*Instructions for the task*
Under this task are some entries; return every one of them exactly.
++++++++++++++++++++
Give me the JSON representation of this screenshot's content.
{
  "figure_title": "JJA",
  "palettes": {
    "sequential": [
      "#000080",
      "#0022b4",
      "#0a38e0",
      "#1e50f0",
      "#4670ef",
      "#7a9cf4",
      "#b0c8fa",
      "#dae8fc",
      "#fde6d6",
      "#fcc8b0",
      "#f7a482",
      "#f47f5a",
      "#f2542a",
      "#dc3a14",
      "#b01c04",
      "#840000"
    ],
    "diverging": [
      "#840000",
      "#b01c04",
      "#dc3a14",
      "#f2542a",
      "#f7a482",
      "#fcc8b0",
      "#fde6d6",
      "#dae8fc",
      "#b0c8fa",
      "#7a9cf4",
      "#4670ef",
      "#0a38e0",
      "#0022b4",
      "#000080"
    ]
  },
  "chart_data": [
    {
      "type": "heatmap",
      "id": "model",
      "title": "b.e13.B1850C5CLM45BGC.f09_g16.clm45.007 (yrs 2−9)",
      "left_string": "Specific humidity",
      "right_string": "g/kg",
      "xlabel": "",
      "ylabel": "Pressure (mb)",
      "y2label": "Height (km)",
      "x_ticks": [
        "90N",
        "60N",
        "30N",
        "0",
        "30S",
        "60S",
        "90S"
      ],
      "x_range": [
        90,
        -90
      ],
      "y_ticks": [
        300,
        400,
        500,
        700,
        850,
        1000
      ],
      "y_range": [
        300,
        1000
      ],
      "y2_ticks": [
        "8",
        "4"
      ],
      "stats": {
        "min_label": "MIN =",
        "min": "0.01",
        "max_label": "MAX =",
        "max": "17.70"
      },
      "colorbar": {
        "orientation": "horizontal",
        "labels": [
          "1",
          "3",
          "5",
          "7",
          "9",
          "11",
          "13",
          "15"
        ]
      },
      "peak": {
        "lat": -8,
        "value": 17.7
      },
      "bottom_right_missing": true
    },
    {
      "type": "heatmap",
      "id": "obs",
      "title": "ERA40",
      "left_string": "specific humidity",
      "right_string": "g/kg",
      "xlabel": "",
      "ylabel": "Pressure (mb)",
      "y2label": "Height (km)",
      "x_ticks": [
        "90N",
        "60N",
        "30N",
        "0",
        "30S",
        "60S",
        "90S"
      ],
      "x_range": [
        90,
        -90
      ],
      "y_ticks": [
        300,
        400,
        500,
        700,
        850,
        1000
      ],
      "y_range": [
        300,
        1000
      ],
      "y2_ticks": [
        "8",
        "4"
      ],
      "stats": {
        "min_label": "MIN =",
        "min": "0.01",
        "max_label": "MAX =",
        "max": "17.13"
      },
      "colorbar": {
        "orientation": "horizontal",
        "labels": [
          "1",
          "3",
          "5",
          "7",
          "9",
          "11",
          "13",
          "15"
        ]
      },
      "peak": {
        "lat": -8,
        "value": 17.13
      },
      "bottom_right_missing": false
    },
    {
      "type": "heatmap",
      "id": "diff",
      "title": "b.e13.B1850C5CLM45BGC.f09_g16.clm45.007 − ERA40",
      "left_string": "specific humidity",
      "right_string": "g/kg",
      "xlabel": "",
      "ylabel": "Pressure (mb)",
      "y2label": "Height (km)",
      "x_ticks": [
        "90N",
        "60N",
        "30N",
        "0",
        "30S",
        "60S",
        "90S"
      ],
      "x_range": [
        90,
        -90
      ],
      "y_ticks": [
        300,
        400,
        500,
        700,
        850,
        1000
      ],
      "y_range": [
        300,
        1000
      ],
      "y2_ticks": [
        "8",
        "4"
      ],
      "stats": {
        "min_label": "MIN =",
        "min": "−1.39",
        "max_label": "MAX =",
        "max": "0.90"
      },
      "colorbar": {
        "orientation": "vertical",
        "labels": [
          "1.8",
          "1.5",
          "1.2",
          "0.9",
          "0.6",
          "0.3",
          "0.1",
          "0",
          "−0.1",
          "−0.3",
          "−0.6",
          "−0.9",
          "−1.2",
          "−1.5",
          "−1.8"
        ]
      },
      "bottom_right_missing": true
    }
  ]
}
++++++++++++++++++++
*Solved exercise*
Give me the JSON representation of this screenshot's content.
{
  "figure_title": "JJA",
  "palettes": {
    "sequential": [
      "#000080",
      "#0022b4",
      "#0a38e0",
      "#1e50f0",
      "#4670ef",
      "#7a9cf4",
      "#b0c8fa",
      "#dae8fc",
      "#fde6d6",
      "#fcc8b0",
      "#f7a482",
      "#f47f5a",
      "#f2542a",
      "#dc3a14",
      "#b01c04",
      "#840000"
    ],
    "diverging": [
      "#840000",
      "#b01c04",
      "#dc3a14",
      "#f2542a",
      "#f7a482",
      "#fcc8b0",
      "#fde6d6",
      "#dae8fc",
      "#b0c8fa",
      "#7a9cf4",
      "#4670ef",
      "#0a38e0",
      "#0022b4",
      "#000080"
    ]
  },
  "chart_data": [
    {
      "type": "heatmap",
      "id": "model",
      "title": "b.e13.B1850C5CLM45BGC.f09_g16.clm45.007 (yrs 2−9)",
      "left_string": "Specific humidity",
      "right_string": "g/kg",
      "xlabel": "",
      "ylabel": "Pressure (mb)",
      "y2label": "Height (km)",
      "x_ticks": [
        "90N",
        "60N",
        "30N",
        "0",
        "30S",
        "60S",
        "90S"
      ],
      "x_range": [
        90,
        -90
      ],
      "y_ticks": [
        300,
        400,
        500,
        700,
        850,
        1000
      ],
      "y_range": [
        300,
        1000
      ],
      "y2_ticks": [
        "8",
        "4"
      ],
      "stats": {
        "min_label": "MIN =",
        "min": "0.01",
        "max_label": "MAX =",
        "max": "17.70"
      },
      "colorbar": {
        "orientation": "horizontal",
        "labels": [
          "1",
          "3",
          "5",
          "7",
          "9",
          "11",
          "13",
          "15"
        ]
      },
      "peak": {
        "lat": -8,
        "value": 17.7
      },
      "bottom_right_missing": true
    },
    {
      "type": "heatmap",
      "id": "obs",
      "title": "ERA40",
      "left_string": "specific humidity",
      "right_string": "g/kg",
      "xlabel": "",
      "ylabel": "Pressure (mb)",
      "y2label": "Height (km)",
      "x_ticks": [
        "90N",
        "60N",
        "30N",
        "0",
        "30S",
        "60S",
        "90S"
      ],
      "x_range": [
        90,
        -90
      ],
      "y_ticks": [
        300,
        400,
        500,
        700,
        850,
        1000
      ],
      "y_range": [
        300,
        1000
      ],
      "y2_ticks": [
        "8",
        "4"
      ],
      "stats": {
        "min_label": "MIN =",
        "min": "0.01",
        "max_label": "MAX =",
        "max": "17.13"
      },
      "colorbar": {
        "orientation": "horizontal",
        "labels": [
          "1",
          "3",
          "5",
          "7",
          "9",
          "11",
          "13",
          "15"
        ]
      },
      "peak": {
        "lat": -8,
        "value": 17.13
      },
      "bottom_right_missing": false
    },
    {
      "type": "heatmap",
      "id": "diff",
      "title": "b.e13.B1850C5CLM45BGC.f09_g16.clm45.007 − ERA40",
      "left_string": "specific humidity",
      "right_string": "g/kg",
      "xlabel": "",
      "ylabel": "Pressure (mb)",
      "y2label": "Height (km)",
      "x_ticks": [
        "90N",
        "60N",
        "30N",
        "0",
        "30S",
        "60S",
        "90S"
      ],
      "x_range": [
        90,
        -90
      ],
      "y_ticks": [
        300,
        400,
        500,
        700,
        850,
        1000
      ],
      "y_range": [
        300,
        1000
      ],
      "y2_ticks": [
        "8",
        "4"
      ],
      "stats": {
        "min_label": "MIN =",
        "min": "−1.39",
        "max_label": "MAX =",
        "max": "0.90"
      },
      "colorbar": {
        "orientation": "vertical",
        "labels": [
          "1.8",
          "1.5",
          "1.2",
          "0.9",
          "0.6",
          "0.3",
          "0.1",
          "0",
          "−0.1",
          "−0.3",
          "−0.6",
          "−0.9",
          "−1.2",
          "−1.5",
          "−1.8"
        ]
      },
      "bottom_right_missing": true
    }
  ]
}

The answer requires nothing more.